GIVEN PROBLEM » Read through the records below and copy each line that uses the word "title".

Dataset items:
⟨
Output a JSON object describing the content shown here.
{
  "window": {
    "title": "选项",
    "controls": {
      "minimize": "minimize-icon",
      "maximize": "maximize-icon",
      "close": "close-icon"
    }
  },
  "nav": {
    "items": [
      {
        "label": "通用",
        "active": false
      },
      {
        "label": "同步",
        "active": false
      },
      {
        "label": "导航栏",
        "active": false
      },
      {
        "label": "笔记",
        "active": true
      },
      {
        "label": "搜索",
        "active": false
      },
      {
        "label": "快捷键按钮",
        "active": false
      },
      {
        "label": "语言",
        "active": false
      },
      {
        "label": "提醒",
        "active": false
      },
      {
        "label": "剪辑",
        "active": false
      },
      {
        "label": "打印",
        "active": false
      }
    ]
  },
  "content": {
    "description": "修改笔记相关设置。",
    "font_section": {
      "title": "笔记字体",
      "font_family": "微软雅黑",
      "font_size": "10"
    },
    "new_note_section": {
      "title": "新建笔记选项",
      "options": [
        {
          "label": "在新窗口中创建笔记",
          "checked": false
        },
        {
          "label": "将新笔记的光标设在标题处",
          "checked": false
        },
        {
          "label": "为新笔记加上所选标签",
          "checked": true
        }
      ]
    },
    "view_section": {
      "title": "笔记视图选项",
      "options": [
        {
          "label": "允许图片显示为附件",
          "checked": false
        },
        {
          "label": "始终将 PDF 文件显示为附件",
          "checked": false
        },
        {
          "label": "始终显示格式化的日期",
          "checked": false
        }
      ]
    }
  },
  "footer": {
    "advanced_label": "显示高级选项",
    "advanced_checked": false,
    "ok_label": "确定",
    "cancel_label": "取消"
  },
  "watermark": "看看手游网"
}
⟩
EXERCISE RESULT »
    "title": "选项",
      "title": "笔记字体",
      "title": "新建笔记选项",
      "title": "笔记视图选项",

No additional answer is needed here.